INSTRUCCIONES:
A: ¿Cuántos cheques se emitieron a nombre de personas del departamento de Copán, según el texto sobre los fondos sociales de Copán?
B: Prosigue el texto sobre los fondos sociales de Copán a partir de su última oración.

FRAGMENTO DEL DOCUMENTO:

....

Durante meses, los habitantes de aldeas y barrios de Copán se preguntaron qué había sucedido con las ayudas sociales prometidas. El cemento para la construcción de viviendas nunca llegó, las becas para estudiantes no se otorgaron y las obras públicas solo existieron en los expedientes. Ahora, esas interrogantes encuentran respuesta en el requerimiento fiscal, que describe un esquema sistemático de desvío de recursos públicos para beneficiar a allegados y consolidar el poder político.

El proceso se inició en 2023, cuando se gestionó una asignación presupuestaria específica para proyectos sociales en Copán. La solicitud fue aprobada por el Congreso Nacional y comunicada a SEDESOL a través de un oficio oficial. A partir de esa autorización, el dinero ingresó a un circuito administrativo que, según la Fiscalía, fue manipulado para facilitar el fraude.

La investigación revela que, una vez aprobados los fondos, se creó un reglamento interno para su ejecución. Este reglamento definía los procedimientos para el manejo del dinero, los responsables de su revisión y las oficinas con control sobre los recursos. Sin embargo, la Fiscalía sostiene que este reglamento no impidió el desvío de fondos, sino que, por el contrario, concentró el control en una estructura interna susceptible a la corrupción.

Antes de que el Fondo Administrativo Solidario comenzara a operar, la Secretaría de Estado en los Despachos de la Presidencia emitió una advertencia a SEDESOL, señalando que la institución no estaba facultada para ejecutar proyectos en los términos planteados. El oficio recomendaba ajustes, correcciones y límites, pero, según la Fiscalía, estas observaciones fueron ignoradas y el proceso continuó sin cambios significativos.

A pesar de la advertencia, se abrieron cuentas bancarias, se gestionaron fondos y se firmaron convenios. El sistema siguió funcionando, permitiendo la emisión de 67 cheques a nombre de personas del departamento de Copán. Sin embargo, la investigación reveló que ninguna de estas personas se encontraba en una situación de vulnerabilidad real. Muchos de los beneficiarios tenían ingresos estables, negocios propios o empleo, y su selección se basó en “afinidad partidaria-política”, según el Ministerio Público.

....

MATERIAL DE ESTUDIO:
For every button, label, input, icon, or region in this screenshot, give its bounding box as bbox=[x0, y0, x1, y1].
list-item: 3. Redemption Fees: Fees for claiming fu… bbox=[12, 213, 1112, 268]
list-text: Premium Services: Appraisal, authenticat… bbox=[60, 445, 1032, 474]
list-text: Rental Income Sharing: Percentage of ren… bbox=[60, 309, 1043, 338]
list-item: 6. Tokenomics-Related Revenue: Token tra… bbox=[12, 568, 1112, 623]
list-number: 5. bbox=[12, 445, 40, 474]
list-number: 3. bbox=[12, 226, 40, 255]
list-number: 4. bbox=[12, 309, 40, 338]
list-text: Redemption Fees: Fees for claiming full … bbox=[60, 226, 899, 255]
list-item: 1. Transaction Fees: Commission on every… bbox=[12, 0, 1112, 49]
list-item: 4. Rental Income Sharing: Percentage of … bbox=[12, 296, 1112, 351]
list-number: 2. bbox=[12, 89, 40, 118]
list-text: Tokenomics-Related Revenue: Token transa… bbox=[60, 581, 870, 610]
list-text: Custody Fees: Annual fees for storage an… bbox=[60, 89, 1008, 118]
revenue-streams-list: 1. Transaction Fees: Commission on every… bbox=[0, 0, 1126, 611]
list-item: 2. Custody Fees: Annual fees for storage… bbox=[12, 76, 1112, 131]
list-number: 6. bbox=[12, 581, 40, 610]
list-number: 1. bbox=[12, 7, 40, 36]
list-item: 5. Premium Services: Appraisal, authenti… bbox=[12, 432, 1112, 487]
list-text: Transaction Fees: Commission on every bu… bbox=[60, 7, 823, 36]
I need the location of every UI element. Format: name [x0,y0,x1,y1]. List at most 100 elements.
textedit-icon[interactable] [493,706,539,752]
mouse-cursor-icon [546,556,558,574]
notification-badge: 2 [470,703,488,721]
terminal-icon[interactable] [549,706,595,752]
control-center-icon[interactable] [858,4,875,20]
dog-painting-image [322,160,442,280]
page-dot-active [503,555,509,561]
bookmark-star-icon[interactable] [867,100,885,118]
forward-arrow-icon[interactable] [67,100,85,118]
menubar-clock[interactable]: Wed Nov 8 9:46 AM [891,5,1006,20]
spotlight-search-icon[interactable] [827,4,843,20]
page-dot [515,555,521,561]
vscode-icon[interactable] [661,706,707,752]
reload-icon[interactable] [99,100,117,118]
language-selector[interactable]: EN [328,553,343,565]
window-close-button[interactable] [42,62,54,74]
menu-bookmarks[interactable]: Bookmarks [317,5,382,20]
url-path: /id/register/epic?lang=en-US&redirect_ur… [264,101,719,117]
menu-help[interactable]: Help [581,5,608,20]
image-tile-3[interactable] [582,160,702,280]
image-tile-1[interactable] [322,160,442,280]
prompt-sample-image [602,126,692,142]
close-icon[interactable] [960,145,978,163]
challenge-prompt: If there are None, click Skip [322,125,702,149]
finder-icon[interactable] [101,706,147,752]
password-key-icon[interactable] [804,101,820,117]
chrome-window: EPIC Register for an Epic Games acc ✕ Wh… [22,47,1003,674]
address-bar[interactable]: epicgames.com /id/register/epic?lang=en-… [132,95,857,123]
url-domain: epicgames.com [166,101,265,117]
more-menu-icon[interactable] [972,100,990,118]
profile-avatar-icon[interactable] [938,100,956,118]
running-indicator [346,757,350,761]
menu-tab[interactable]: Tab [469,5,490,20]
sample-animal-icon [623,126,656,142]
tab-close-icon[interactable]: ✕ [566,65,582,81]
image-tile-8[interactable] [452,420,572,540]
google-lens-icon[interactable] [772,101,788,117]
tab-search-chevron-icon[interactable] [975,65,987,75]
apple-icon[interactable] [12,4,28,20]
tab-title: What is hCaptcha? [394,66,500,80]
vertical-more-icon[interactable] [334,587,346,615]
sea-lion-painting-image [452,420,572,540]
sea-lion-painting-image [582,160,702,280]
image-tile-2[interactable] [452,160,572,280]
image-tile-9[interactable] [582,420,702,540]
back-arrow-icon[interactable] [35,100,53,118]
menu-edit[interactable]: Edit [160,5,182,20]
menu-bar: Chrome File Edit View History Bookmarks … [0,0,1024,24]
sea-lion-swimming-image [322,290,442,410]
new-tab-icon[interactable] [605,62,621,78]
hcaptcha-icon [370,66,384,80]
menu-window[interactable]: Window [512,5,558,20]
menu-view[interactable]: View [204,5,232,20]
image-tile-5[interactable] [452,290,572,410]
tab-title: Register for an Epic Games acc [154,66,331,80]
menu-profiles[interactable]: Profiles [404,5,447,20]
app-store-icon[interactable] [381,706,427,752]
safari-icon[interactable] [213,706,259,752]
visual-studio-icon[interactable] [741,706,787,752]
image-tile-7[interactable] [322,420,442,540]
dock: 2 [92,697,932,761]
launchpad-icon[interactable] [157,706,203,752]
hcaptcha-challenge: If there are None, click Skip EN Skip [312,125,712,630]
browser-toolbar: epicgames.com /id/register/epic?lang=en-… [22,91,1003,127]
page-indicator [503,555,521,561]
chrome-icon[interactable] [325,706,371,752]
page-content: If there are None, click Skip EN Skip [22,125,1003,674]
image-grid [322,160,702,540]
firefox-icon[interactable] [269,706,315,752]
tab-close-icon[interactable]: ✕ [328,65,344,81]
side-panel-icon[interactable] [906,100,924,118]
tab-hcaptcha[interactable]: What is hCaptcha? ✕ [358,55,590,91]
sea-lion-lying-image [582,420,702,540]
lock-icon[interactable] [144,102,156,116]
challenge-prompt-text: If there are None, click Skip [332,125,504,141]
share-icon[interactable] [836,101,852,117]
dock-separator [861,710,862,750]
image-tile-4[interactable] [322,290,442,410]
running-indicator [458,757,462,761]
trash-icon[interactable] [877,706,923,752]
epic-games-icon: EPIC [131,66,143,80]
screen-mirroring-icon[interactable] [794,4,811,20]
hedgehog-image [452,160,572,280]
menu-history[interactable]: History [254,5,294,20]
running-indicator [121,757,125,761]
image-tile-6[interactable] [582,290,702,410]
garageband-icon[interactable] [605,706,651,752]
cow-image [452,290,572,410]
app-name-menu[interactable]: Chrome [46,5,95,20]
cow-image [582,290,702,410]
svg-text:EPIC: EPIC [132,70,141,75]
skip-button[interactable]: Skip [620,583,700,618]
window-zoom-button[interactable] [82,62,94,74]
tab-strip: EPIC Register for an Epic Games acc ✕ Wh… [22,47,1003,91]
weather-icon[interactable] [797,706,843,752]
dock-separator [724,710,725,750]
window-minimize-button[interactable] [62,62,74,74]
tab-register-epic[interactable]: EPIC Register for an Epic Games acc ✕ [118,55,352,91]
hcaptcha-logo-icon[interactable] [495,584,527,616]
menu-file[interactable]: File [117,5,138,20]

....

RESPUESTAS ESCRITAS:
A: Se emitieron 67 cheques.

B:
Los cheques fueron cobrados y el dinero retirado en efectivo. La Fiscalía sostiene que los fondos se canalizaron a través de intermediarias vinculadas al círculo cercano de la diputada Isis Cuéllar. Para justificar el gasto, se recurrió a un patrón fraudulento: en muchos casos, se modificaba el nombre del beneficiario en los expedientes, pero las liquidaciones parecían copias idénticas.

Las inspecciones realizadas por la Fiscalía confirmaron las sospechas. En varias viviendas visitadas, solo se encontraron uno o dos sacos de cemento, y en otras, no había evidencia de mejoras. Algunos propietarios declararon que nunca recibieron ayuda alguna, lo que demuestra la falsedad de los documentos presentados por SEDESOL.

Con base en estas evidencias, el Ministerio Público concluye que no se trató de fallas aisladas, sino de un “plan defraudatorio” cuidadosamente orquestado. El abogado penalista Félix Ávila considera que este desenlace era previsible, dado el escándalo que estalló en torno a SEDESOL. Sin embargo, también destaca que el retraso en la judicialización del caso pudo haber favorecido políticamente a la diputada implicada.

A pesar de ello, Ávila confía en que la Fiscalía haya presentado un requerimiento fiscal “robusto”, dado el tiempo que tuvo para investigar el caso. Subraya que todos los imputados conservan su derecho a la defensa, pero considera que este caso representa un paso importante en la lucha contra la corrupción en Honduras.

Para los habitantes de Copán, este expediente judicial no es solo un documento legal, sino la explicación que esperaban sobre el destino de los recursos que debían mejorar sus vidas. Es un recordatorio de las consecuencias devastadoras de la corrupción y la importancia de la transparencia y la rendición de cuentas en la gestión de los fondos públicos. El caso Sedesolgate ha puesto de manifiesto la necesidad de fortalecer los mecanismos de control y supervisión para evitar que situaciones similares se repitan en el futuro. La comunidad de Copán espera que los responsables sean llevados ante la justicia y que se recupere el dinero robado para invertirlo en proyectos que realmente beneficien a la población.